Action item: All of the data below should be output exactly as given.

Provided entries:
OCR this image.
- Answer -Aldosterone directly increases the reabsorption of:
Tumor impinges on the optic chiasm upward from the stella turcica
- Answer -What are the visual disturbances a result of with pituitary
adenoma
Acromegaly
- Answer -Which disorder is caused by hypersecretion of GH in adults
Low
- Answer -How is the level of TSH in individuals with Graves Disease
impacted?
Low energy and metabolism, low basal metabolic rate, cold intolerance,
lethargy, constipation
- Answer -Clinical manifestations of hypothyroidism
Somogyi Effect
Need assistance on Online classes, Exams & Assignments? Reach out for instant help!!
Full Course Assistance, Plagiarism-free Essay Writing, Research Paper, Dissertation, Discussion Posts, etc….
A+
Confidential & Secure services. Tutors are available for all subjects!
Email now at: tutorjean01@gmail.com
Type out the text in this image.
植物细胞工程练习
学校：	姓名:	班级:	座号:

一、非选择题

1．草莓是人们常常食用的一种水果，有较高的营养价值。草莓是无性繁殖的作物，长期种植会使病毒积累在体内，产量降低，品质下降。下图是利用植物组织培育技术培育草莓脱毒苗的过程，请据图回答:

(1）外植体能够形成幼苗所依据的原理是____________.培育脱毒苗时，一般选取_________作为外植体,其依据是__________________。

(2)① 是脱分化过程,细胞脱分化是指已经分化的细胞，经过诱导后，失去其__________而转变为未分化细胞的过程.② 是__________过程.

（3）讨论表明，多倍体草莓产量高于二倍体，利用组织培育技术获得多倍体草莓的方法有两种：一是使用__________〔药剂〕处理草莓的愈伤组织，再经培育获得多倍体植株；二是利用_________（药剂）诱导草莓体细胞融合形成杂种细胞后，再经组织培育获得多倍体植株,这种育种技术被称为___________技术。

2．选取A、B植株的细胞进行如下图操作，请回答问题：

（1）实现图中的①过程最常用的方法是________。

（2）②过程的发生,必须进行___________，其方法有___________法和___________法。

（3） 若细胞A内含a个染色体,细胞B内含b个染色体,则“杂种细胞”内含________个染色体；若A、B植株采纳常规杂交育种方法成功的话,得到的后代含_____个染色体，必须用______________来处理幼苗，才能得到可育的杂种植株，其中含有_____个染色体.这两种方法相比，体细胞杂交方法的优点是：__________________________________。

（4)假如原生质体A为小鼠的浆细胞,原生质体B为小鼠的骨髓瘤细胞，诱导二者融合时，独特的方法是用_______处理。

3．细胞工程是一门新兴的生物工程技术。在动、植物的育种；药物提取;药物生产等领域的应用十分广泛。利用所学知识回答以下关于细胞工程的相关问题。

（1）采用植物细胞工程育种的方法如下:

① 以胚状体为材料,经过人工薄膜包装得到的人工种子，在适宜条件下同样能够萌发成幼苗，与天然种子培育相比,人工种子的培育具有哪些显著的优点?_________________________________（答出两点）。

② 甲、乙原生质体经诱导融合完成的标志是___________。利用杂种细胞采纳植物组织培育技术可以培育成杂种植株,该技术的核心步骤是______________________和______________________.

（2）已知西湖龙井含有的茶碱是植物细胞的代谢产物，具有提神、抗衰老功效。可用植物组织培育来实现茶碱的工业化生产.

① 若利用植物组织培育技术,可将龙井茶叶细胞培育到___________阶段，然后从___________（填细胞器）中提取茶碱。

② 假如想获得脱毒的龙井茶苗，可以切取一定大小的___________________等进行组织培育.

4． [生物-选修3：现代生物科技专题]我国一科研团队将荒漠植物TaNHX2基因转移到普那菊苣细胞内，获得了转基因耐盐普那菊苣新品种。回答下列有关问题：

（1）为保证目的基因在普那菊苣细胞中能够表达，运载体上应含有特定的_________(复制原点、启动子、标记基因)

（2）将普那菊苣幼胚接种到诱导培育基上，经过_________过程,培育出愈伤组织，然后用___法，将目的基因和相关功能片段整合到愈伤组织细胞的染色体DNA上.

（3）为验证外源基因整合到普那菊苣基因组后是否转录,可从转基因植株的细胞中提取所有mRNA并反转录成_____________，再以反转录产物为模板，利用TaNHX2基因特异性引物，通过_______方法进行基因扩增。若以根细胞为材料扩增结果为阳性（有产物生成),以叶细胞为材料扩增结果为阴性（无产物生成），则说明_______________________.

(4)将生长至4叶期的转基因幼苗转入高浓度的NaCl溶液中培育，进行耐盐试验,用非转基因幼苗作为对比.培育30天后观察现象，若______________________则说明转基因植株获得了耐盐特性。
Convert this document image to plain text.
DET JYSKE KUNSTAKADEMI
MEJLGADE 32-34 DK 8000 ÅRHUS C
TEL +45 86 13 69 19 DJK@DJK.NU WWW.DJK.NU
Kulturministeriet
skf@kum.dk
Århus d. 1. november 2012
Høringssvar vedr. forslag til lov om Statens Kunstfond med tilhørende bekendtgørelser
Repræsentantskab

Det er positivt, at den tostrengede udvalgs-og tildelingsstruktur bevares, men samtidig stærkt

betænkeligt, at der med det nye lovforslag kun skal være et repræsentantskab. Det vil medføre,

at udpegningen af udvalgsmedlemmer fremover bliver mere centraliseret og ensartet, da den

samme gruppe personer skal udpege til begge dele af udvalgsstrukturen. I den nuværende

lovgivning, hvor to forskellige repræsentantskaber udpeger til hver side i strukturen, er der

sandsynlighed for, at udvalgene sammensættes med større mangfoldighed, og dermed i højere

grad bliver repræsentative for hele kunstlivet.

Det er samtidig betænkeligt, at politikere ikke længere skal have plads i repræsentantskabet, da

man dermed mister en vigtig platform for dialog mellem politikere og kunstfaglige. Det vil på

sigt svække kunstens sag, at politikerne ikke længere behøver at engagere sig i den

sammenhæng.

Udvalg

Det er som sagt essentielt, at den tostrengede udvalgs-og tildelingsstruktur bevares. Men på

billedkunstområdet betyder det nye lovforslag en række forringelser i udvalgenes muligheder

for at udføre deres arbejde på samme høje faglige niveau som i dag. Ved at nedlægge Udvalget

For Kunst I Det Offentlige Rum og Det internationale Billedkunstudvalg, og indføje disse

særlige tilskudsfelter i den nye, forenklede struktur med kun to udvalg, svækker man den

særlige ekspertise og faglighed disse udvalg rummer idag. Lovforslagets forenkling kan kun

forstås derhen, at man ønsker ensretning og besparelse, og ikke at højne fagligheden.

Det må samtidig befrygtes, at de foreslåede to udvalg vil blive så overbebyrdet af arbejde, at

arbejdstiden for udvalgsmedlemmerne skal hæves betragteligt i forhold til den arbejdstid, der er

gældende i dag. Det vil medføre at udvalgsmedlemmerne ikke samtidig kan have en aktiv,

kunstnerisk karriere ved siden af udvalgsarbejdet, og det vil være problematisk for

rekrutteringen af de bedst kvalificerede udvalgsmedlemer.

Solution to this problem:
OCR this image.
- Answer -Aldosterone directly increases the reabsorption of:
Tumor impinges on the optic chiasm upward from the stella turcica
- Answer -What are the visual disturbances a result of with pituitary
adenoma
Acromegaly
- Answer -Which disorder is caused by hypersecretion of GH in adults
Low
- Answer -How is the level of TSH in individuals with Graves Disease
impacted?
Low energy and metabolism, low basal metabolic rate, cold intolerance,
lethargy, constipation
- Answer -Clinical manifestations of hypothyroidism
Somogyi Effect
Need assistance on Online classes, Exams & Assignments? Reach out for instant help!!
Full Course Assistance, Plagiarism-free Essay Writing, Research Paper, Dissertation, Discussion Posts, etc….
A+
Confidential & Secure services. Tutors are available for all subjects!
Email now at: tutorjean01@gmail.com
Type out the text in this image.
植物细胞工程练习
学校：	姓名:	班级:	座号:

一、非选择题

1．草莓是人们常常食用的一种水果，有较高的营养价值。草莓是无性繁殖的作物，长期种植会使病毒积累在体内，产量降低，品质下降。下图是利用植物组织培育技术培育草莓脱毒苗的过程，请据图回答:

(1）外植体能够形成幼苗所依据的原理是____________.培育脱毒苗时，一般选取_________作为外植体,其依据是__________________。

(2)① 是脱分化过程,细胞脱分化是指已经分化的细胞，经过诱导后，失去其__________而转变为未分化细胞的过程.② 是__________过程.

（3）讨论表明，多倍体草莓产量高于二倍体，利用组织培育技术获得多倍体草莓的方法有两种：一是使用__________〔药剂〕处理草莓的愈伤组织，再经培育获得多倍体植株；二是利用_________（药剂）诱导草莓体细胞融合形成杂种细胞后，再经组织培育获得多倍体植株,这种育种技术被称为___________技术。

2．选取A、B植株的细胞进行如下图操作，请回答问题：

（1）实现图中的①过程最常用的方法是________。

（2）②过程的发生,必须进行___________，其方法有___________法和___________法。

（3） 若细胞A内含a个染色体,细胞B内含b个染色体,则“杂种细胞”内含________个染色体；若A、B植株采纳常规杂交育种方法成功的话,得到的后代含_____个染色体，必须用______________来处理幼苗，才能得到可育的杂种植株，其中含有_____个染色体.这两种方法相比，体细胞杂交方法的优点是：__________________________________。

（4)假如原生质体A为小鼠的浆细胞,原生质体B为小鼠的骨髓瘤细胞，诱导二者融合时，独特的方法是用_______处理。

3．细胞工程是一门新兴的生物工程技术。在动、植物的育种；药物提取;药物生产等领域的应用十分广泛。利用所学知识回答以下关于细胞工程的相关问题。

（1）采用植物细胞工程育种的方法如下:

① 以胚状体为材料,经过人工薄膜包装得到的人工种子，在适宜条件下同样能够萌发成幼苗，与天然种子培育相比,人工种子的培育具有哪些显著的优点?_________________________________（答出两点）。

② 甲、乙原生质体经诱导融合完成的标志是___________。利用杂种细胞采纳植物组织培育技术可以培育成杂种植株,该技术的核心步骤是______________________和______________________.

（2）已知西湖龙井含有的茶碱是植物细胞的代谢产物，具有提神、抗衰老功效。可用植物组织培育来实现茶碱的工业化生产.

① 若利用植物组织培育技术,可将龙井茶叶细胞培育到___________阶段，然后从___________（填细胞器）中提取茶碱。

② 假如想获得脱毒的龙井茶苗，可以切取一定大小的___________________等进行组织培育.

4． [生物-选修3：现代生物科技专题]我国一科研团队将荒漠植物TaNHX2基因转移到普那菊苣细胞内，获得了转基因耐盐普那菊苣新品种。回答下列有关问题：

（1）为保证目的基因在普那菊苣细胞中能够表达，运载体上应含有特定的_________(复制原点、启动子、标记基因)

（2）将普那菊苣幼胚接种到诱导培育基上，经过_________过程,培育出愈伤组织，然后用___法，将目的基因和相关功能片段整合到愈伤组织细胞的染色体DNA上.

（3）为验证外源基因整合到普那菊苣基因组后是否转录,可从转基因植株的细胞中提取所有mRNA并反转录成_____________，再以反转录产物为模板，利用TaNHX2基因特异性引物，通过_______方法进行基因扩增。若以根细胞为材料扩增结果为阳性（有产物生成),以叶细胞为材料扩增结果为阴性（无产物生成），则说明_______________________.

(4)将生长至4叶期的转基因幼苗转入高浓度的NaCl溶液中培育，进行耐盐试验,用非转基因幼苗作为对比.培育30天后观察现象，若______________________则说明转基因植株获得了耐盐特性。
Convert this document image to plain text.
DET JYSKE KUNSTAKADEMI
MEJLGADE 32-34 DK 8000 ÅRHUS C
TEL +45 86 13 69 19 DJK@DJK.NU WWW.DJK.NU
Kulturministeriet
skf@kum.dk
Århus d. 1. november 2012
Høringssvar vedr. forslag til lov om Statens Kunstfond med tilhørende bekendtgørelser
Repræsentantskab

Det er positivt, at den tostrengede udvalgs-og tildelingsstruktur bevares, men samtidig stærkt

betænkeligt, at der med det nye lovforslag kun skal være et repræsentantskab. Det vil medføre,

at udpegningen af udvalgsmedlemmer fremover bliver mere centraliseret og ensartet, da den

samme gruppe personer skal udpege til begge dele af udvalgsstrukturen. I den nuværende

lovgivning, hvor to forskellige repræsentantskaber udpeger til hver side i strukturen, er der

sandsynlighed for, at udvalgene sammensættes med større mangfoldighed, og dermed i højere

grad bliver repræsentative for hele kunstlivet.

Det er samtidig betænkeligt, at politikere ikke længere skal have plads i repræsentantskabet, da

man dermed mister en vigtig platform for dialog mellem politikere og kunstfaglige. Det vil på

sigt svække kunstens sag, at politikerne ikke længere behøver at engagere sig i den

sammenhæng.

Udvalg

Det er som sagt essentielt, at den tostrengede udvalgs-og tildelingsstruktur bevares. Men på

billedkunstområdet betyder det nye lovforslag en række forringelser i udvalgenes muligheder

for at udføre deres arbejde på samme høje faglige niveau som i dag. Ved at nedlægge Udvalget

For Kunst I Det Offentlige Rum og Det internationale Billedkunstudvalg, og indføje disse

særlige tilskudsfelter i den nye, forenklede struktur med kun to udvalg, svækker man den

særlige ekspertise og faglighed disse udvalg rummer idag. Lovforslagets forenkling kan kun

forstås derhen, at man ønsker ensretning og besparelse, og ikke at højne fagligheden.

Det må samtidig befrygtes, at de foreslåede to udvalg vil blive så overbebyrdet af arbejde, at

arbejdstiden for udvalgsmedlemmerne skal hæves betragteligt i forhold til den arbejdstid, der er

gældende i dag. Det vil medføre at udvalgsmedlemmerne ikke samtidig kan have en aktiv,

kunstnerisk karriere ved siden af udvalgsarbejdet, og det vil være problematisk for

rekrutteringen af de bedst kvalificerede udvalgsmedlemer.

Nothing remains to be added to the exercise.